## Exercise task
Restate the data exactly as given and keep the pictures out.

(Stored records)
----------------
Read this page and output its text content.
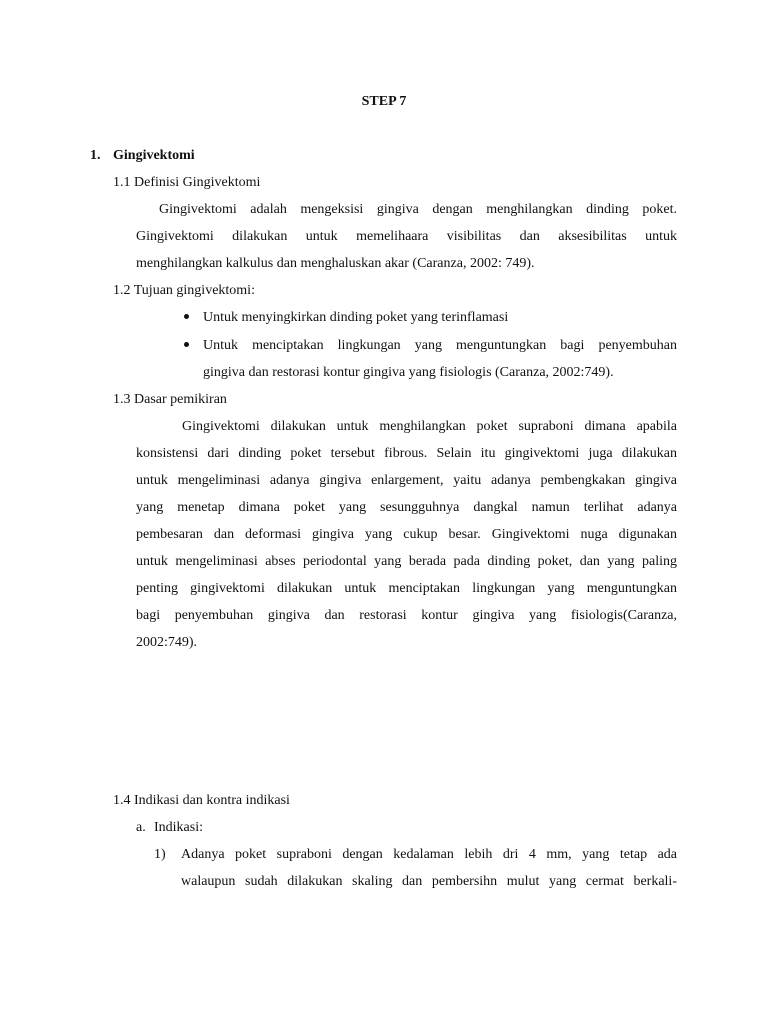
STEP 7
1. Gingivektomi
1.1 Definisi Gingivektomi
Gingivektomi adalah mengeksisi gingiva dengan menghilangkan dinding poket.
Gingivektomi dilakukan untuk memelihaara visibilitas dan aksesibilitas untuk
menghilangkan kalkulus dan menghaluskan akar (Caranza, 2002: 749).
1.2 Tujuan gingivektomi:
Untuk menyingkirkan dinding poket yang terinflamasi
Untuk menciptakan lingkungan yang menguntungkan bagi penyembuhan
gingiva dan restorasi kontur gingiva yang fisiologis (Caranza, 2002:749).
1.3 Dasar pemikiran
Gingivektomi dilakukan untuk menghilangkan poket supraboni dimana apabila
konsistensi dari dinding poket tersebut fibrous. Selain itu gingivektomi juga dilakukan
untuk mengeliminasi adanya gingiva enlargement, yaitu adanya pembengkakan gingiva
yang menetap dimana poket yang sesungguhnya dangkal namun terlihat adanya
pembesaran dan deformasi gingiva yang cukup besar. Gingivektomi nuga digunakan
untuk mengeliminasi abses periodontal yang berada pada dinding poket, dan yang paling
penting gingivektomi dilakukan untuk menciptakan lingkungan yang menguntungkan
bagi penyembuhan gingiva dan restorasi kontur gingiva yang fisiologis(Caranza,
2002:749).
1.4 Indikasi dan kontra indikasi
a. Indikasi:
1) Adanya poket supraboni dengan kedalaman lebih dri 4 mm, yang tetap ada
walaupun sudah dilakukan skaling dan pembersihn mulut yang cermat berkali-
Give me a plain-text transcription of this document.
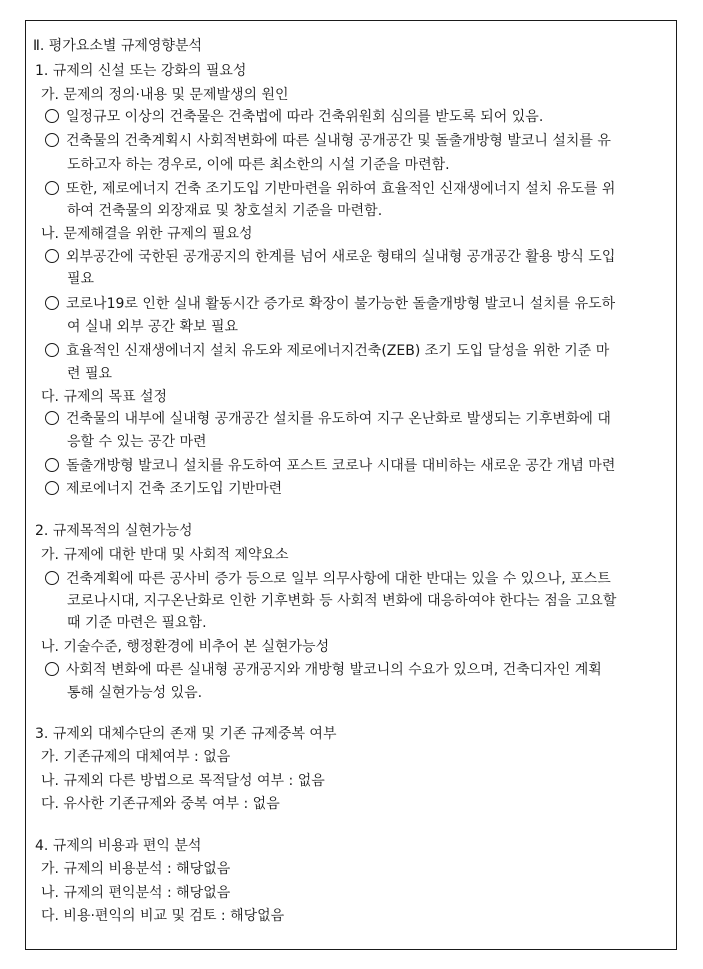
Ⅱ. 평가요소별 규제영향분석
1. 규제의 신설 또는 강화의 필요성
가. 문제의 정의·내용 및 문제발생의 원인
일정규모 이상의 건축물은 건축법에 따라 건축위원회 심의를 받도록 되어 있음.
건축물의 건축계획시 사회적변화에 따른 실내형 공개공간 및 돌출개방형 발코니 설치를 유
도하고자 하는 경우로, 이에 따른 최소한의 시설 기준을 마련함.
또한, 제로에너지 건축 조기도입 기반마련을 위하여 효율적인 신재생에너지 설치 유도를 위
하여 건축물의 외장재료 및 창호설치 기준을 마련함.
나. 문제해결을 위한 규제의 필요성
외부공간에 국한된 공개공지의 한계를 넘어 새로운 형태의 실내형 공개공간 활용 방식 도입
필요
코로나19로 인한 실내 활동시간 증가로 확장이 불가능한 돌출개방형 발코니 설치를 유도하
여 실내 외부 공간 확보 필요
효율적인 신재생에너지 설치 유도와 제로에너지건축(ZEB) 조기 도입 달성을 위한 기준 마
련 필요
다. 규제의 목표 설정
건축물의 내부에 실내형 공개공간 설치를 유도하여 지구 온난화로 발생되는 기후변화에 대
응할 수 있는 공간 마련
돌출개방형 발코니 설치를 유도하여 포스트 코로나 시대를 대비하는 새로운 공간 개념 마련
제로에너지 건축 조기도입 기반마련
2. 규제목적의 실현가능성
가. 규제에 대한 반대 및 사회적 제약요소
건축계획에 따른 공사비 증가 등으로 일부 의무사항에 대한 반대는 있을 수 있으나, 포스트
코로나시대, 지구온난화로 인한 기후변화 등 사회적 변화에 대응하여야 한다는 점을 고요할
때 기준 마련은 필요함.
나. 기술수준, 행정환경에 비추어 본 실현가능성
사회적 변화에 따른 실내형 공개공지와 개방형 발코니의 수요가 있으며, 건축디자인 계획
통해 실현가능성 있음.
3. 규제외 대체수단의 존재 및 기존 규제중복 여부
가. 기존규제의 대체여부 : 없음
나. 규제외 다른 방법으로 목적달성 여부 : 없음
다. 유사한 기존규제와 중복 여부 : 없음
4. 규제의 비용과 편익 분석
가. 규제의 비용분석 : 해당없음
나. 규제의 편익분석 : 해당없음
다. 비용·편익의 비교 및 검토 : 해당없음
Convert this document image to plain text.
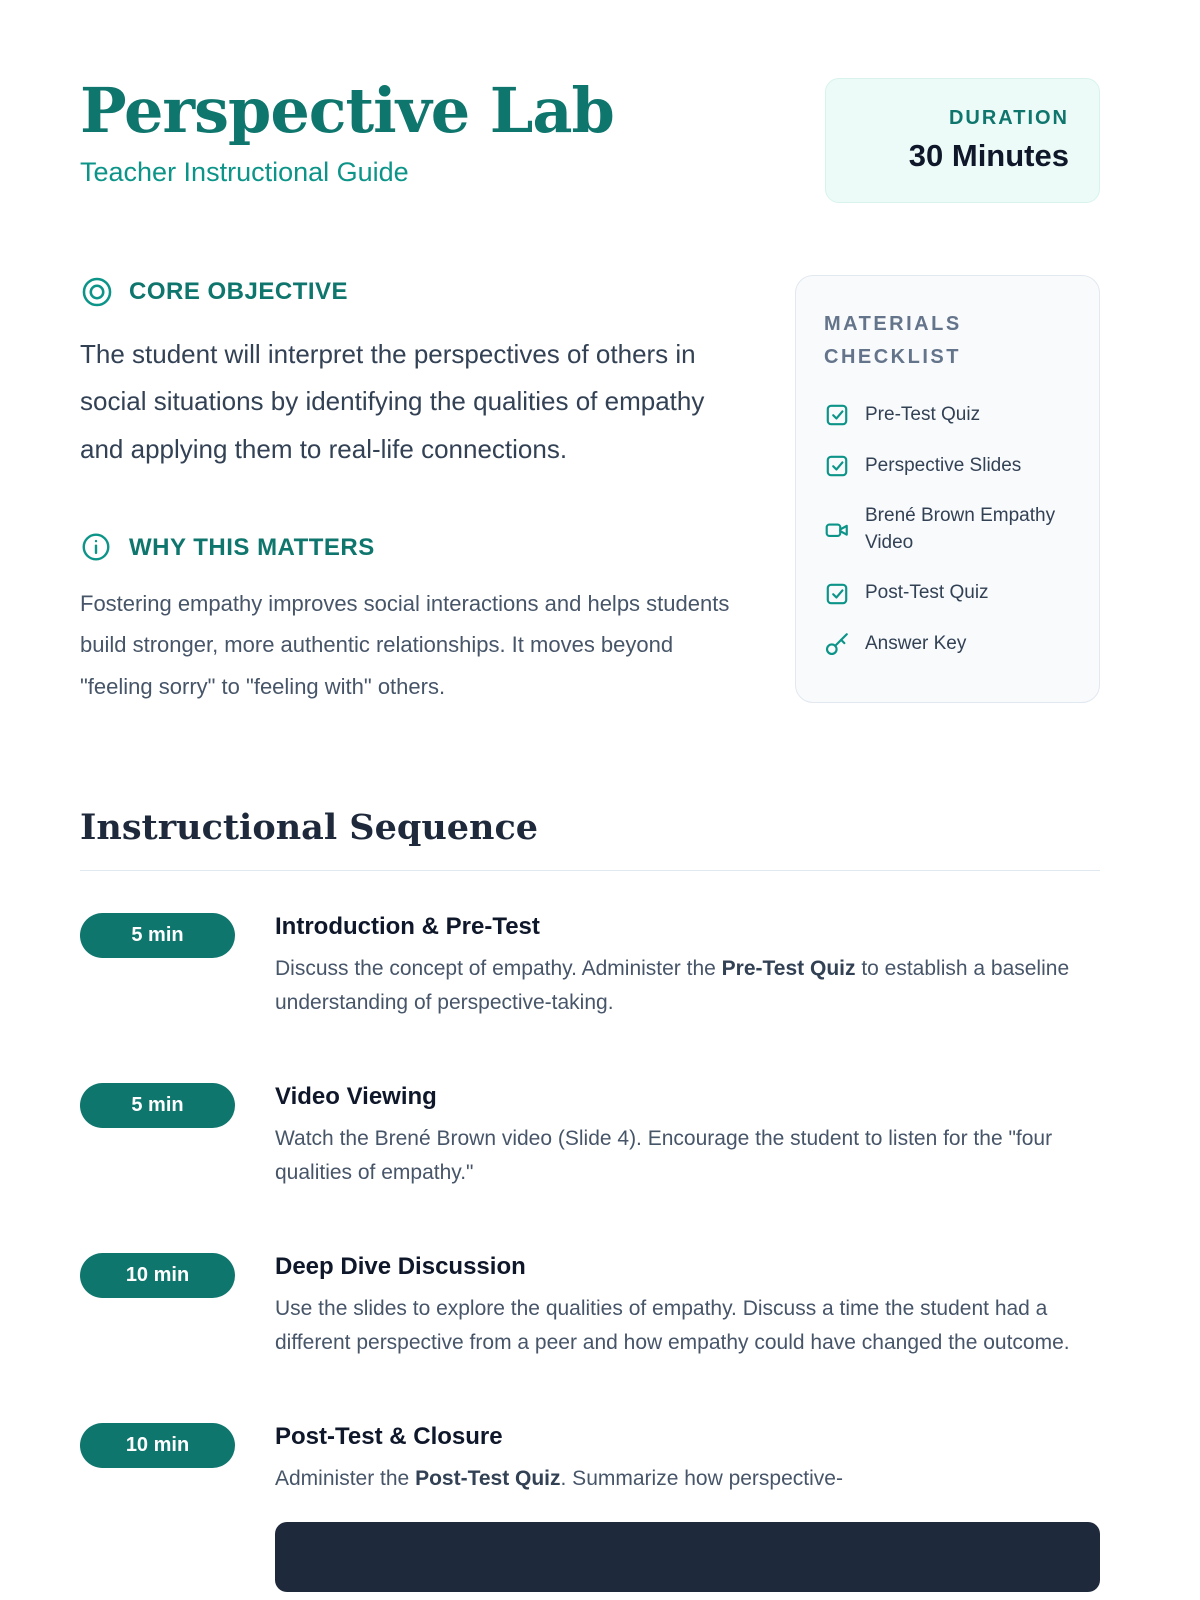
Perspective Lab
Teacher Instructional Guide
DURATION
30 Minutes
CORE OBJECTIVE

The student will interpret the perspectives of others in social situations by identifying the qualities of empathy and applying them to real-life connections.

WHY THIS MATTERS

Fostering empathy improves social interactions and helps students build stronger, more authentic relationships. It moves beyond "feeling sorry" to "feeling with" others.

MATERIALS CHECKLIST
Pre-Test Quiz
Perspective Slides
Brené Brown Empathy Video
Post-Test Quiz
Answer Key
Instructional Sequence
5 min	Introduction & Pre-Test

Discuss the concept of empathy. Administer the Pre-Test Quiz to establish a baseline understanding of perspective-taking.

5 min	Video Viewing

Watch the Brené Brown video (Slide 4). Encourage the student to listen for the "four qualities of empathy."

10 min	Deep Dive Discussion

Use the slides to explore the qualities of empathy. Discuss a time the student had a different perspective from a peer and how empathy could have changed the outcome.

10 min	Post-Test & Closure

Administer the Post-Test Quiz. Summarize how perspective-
----------------
## Solution for this problem
Read this page and output its text content.
STEP 7
1. Gingivektomi
1.1 Definisi Gingivektomi
Gingivektomi adalah mengeksisi gingiva dengan menghilangkan dinding poket.
Gingivektomi dilakukan untuk memelihaara visibilitas dan aksesibilitas untuk
menghilangkan kalkulus dan menghaluskan akar (Caranza, 2002: 749).
1.2 Tujuan gingivektomi:
Untuk menyingkirkan dinding poket yang terinflamasi
Untuk menciptakan lingkungan yang menguntungkan bagi penyembuhan
gingiva dan restorasi kontur gingiva yang fisiologis (Caranza, 2002:749).
1.3 Dasar pemikiran
Gingivektomi dilakukan untuk menghilangkan poket supraboni dimana apabila
konsistensi dari dinding poket tersebut fibrous. Selain itu gingivektomi juga dilakukan
untuk mengeliminasi adanya gingiva enlargement, yaitu adanya pembengkakan gingiva
yang menetap dimana poket yang sesungguhnya dangkal namun terlihat adanya
pembesaran dan deformasi gingiva yang cukup besar. Gingivektomi nuga digunakan
untuk mengeliminasi abses periodontal yang berada pada dinding poket, dan yang paling
penting gingivektomi dilakukan untuk menciptakan lingkungan yang menguntungkan
bagi penyembuhan gingiva dan restorasi kontur gingiva yang fisiologis(Caranza,
2002:749).
1.4 Indikasi dan kontra indikasi
a. Indikasi:
1) Adanya poket supraboni dengan kedalaman lebih dri 4 mm, yang tetap ada
walaupun sudah dilakukan skaling dan pembersihn mulut yang cermat berkali-
Give me a plain-text transcription of this document.
Ⅱ. 평가요소별 규제영향분석
1. 규제의 신설 또는 강화의 필요성
가. 문제의 정의·내용 및 문제발생의 원인
일정규모 이상의 건축물은 건축법에 따라 건축위원회 심의를 받도록 되어 있음.
건축물의 건축계획시 사회적변화에 따른 실내형 공개공간 및 돌출개방형 발코니 설치를 유
도하고자 하는 경우로, 이에 따른 최소한의 시설 기준을 마련함.
또한, 제로에너지 건축 조기도입 기반마련을 위하여 효율적인 신재생에너지 설치 유도를 위
하여 건축물의 외장재료 및 창호설치 기준을 마련함.
나. 문제해결을 위한 규제의 필요성
외부공간에 국한된 공개공지의 한계를 넘어 새로운 형태의 실내형 공개공간 활용 방식 도입
필요
코로나19로 인한 실내 활동시간 증가로 확장이 불가능한 돌출개방형 발코니 설치를 유도하
여 실내 외부 공간 확보 필요
효율적인 신재생에너지 설치 유도와 제로에너지건축(ZEB) 조기 도입 달성을 위한 기준 마
련 필요
다. 규제의 목표 설정
건축물의 내부에 실내형 공개공간 설치를 유도하여 지구 온난화로 발생되는 기후변화에 대
응할 수 있는 공간 마련
돌출개방형 발코니 설치를 유도하여 포스트 코로나 시대를 대비하는 새로운 공간 개념 마련
제로에너지 건축 조기도입 기반마련
2. 규제목적의 실현가능성
가. 규제에 대한 반대 및 사회적 제약요소
건축계획에 따른 공사비 증가 등으로 일부 의무사항에 대한 반대는 있을 수 있으나, 포스트
코로나시대, 지구온난화로 인한 기후변화 등 사회적 변화에 대응하여야 한다는 점을 고요할
때 기준 마련은 필요함.
나. 기술수준, 행정환경에 비추어 본 실현가능성
사회적 변화에 따른 실내형 공개공지와 개방형 발코니의 수요가 있으며, 건축디자인 계획
통해 실현가능성 있음.
3. 규제외 대체수단의 존재 및 기존 규제중복 여부
가. 기존규제의 대체여부 : 없음
나. 규제외 다른 방법으로 목적달성 여부 : 없음
다. 유사한 기존규제와 중복 여부 : 없음
4. 규제의 비용과 편익 분석
가. 규제의 비용분석 : 해당없음
나. 규제의 편익분석 : 해당없음
다. 비용·편익의 비교 및 검토 : 해당없음
Convert this document image to plain text.
Perspective Lab
Teacher Instructional Guide
DURATION
30 Minutes
CORE OBJECTIVE

The student will interpret the perspectives of others in social situations by identifying the qualities of empathy and applying them to real-life connections.

WHY THIS MATTERS

Fostering empathy improves social interactions and helps students build stronger, more authentic relationships. It moves beyond "feeling sorry" to "feeling with" others.

MATERIALS CHECKLIST
Pre-Test Quiz
Perspective Slides
Brené Brown Empathy Video
Post-Test Quiz
Answer Key
Instructional Sequence
5 min	Introduction & Pre-Test

Discuss the concept of empathy. Administer the Pre-Test Quiz to establish a baseline understanding of perspective-taking.

5 min	Video Viewing

Watch the Brené Brown video (Slide 4). Encourage the student to listen for the "four qualities of empathy."

10 min	Deep Dive Discussion

Use the slides to explore the qualities of empathy. Discuss a time the student had a different perspective from a peer and how empathy could have changed the outcome.

10 min	Post-Test & Closure

Administer the Post-Test Quiz. Summarize how perspective-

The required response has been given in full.